» **DOCUMENT EXTRACT**:
The Free Market: Capitalism and Socialism – Part 2

Karl Marx, the founder of communism, thought there was a higher and lower form of communism[10]. Engels and Lenin called the lower form of communism, socialism. Socialism is not egalitarian. Egalitarianism means everything is shared equally. Marx described socialism like this:

“But one man is superior to another physically or mentally, and so supplies more labor in the same time, or can labor for a longer time; and labor, to serve as a measure, must be defined by its duration or intensity, otherwise it ceases to be a standard of measurement. This equal right is an unequal right for unequal labor. It recognizes no class differences, because everyone is only a worker like everyone else; but it tacitly recognizes unequal individual endowment and thus productive capacity as natural privileges. It is therefore a right of inequality, in its content, like every right. Right by its very nature can consist only in the application of an equal standard; but unequal individuals (and they would not be different individuals if they were not unequal) are measurable only by an equal standard insofar as they are brought under an equal point of view, are taken from one definite side only, for instance, in the present case, are regarded only as workers and nothing more is seen in them, everything else being ignored. Further, one worker is married, another not; one has more children than another, and so on and so forth. Thus, with an equal performance of labor, and hence an equal share in the social consumption fund, one will in fact receive more than another, one will be richer than another, and so on. To avoid all these defects, right instead of being equal would have to be unequal.”[11]

Karl Marx thought that communism would eventually replace socialism not by force but by natural progression. Communism is egalitarian. Communism thinks that wealth should be distributed equally among equals. Individuals should not be singled out according to class, wealth, natural abilities, etc. but should work cooperatively for the greater good of society. Communism does not believe in private property. Private ownership and competition is thought to favor the rich and; necessarily, put less wealthy individuals at a competitive disadvantage. Private property is what gives rise to a class stratified society. In communism the ideal is one of egalitarianism; that all people are equal and should receive the benefit of their labor equally.

For communism, individual ownership is not allowed but that does not restrain class stratification. The administrators of shared wealth, the government, become the de facto upper class. Wealth gets disproportionately distributed according to this class structure in communism as well. In practice, capitalism, socialism and communism cannot claim a classless society nor can they claim that the individual is the sole beneficiary of the toil of their labor as property owners.

» **SUPPLIED DATA**:

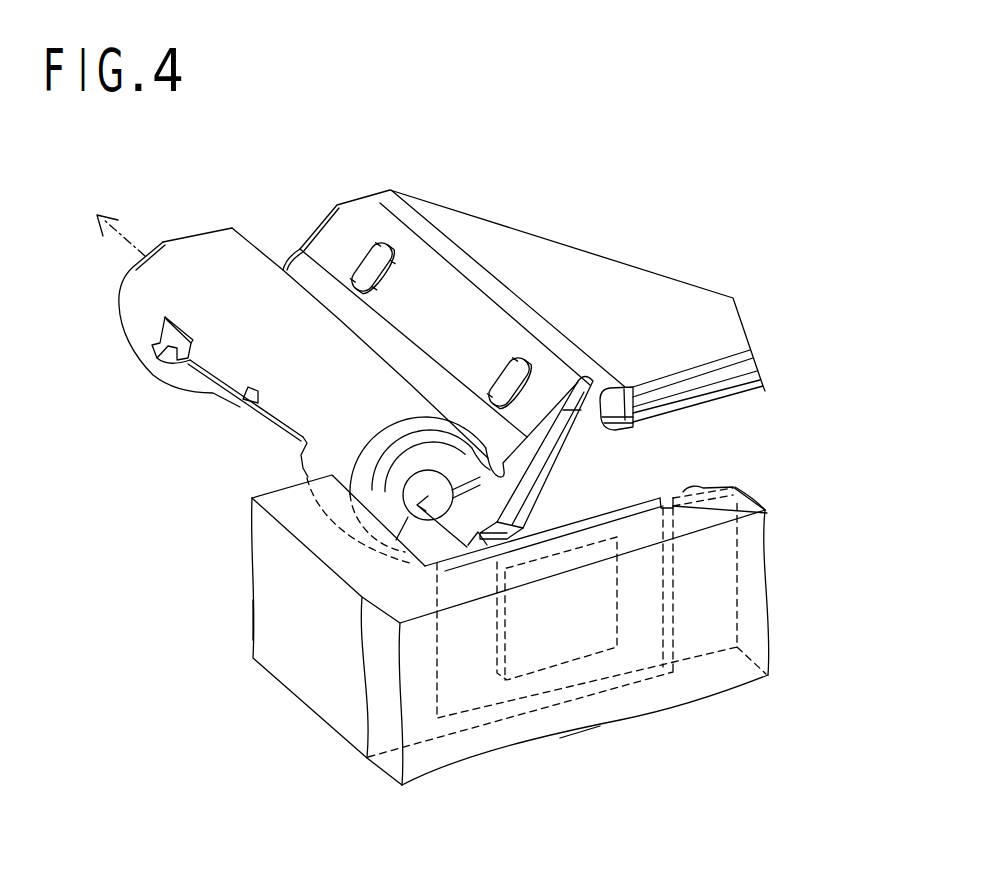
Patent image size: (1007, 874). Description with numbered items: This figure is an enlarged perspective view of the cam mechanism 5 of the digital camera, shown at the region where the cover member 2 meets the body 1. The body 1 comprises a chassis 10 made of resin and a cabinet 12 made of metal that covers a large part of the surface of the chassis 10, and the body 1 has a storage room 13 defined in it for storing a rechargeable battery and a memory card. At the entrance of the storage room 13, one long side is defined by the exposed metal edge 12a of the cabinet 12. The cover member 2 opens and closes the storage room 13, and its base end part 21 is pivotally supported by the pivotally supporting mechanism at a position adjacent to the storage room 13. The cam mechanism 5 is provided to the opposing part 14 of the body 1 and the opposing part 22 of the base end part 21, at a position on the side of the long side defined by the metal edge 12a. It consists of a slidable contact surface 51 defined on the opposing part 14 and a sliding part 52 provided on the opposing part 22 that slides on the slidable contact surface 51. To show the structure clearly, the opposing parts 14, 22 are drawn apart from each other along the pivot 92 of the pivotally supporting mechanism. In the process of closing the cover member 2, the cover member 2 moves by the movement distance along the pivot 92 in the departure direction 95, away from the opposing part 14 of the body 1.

» **TASKS TO CARRY OUT**:
**A.** Translate this sentence from the essay on capitalism and socialism into Spanish: "Karl Marx thought that communism would eventually replace socialism not by force but by natural progression."
**B.** In the essay on capitalism and socialism, what name did Engels and Lenin give to the lower form of communism?
**C.** Continue the essay on capitalism and socialism with the paragraph that would follow its final sentence.

» **TASK-BY-TASK ANSWERS**:
**A.** Karl Marx pensaba que el comunismo acabaría reemplazando al socialismo no por la fuerza, sino por una progresión natural.

**B.** They called it socialism.

**C.**
What follows from this is that the group or the individual is not normative for these economies but ideals. Class is inevitable for capitalism, socialism and communism – it is utopic to think otherwise. A class is group comprised of individuals. Mitt Romney is part of a class, a wealthy class. Most of us will realistically never be in his class. However, humans are aspirational – being human is being towards a future. In this way capitalism offers the promise of a possibility – the possibility for success, the chance to be in the wealthy class. For those that extol the virtues of capitalism, it does not seem to matter as much that the vast majority of these aspirations will never be fulfilled. What matters is the place for the dream, the drama of the ideal. As individuals, we need aspiration just after the need for food and shelter. We need to think we are or will be a part of the wealthy class. The goal of this aspiration is for membership in a group, a communal hope shared in capitalism. We are ready to use our collective language, our economic group arrangements, our families, societies and affiliations to aid us in our goals – the envisioned absolute wealth of our freedom. The dream that imagines itself as self-interested individualism is all the while prefaced, perforated and dependent on the other, the group, the community – our shared language. This is what socialism recognized and tried to articulate in its economics. What communism lost was the aspirational; the value we place on the desire for moving towards a future.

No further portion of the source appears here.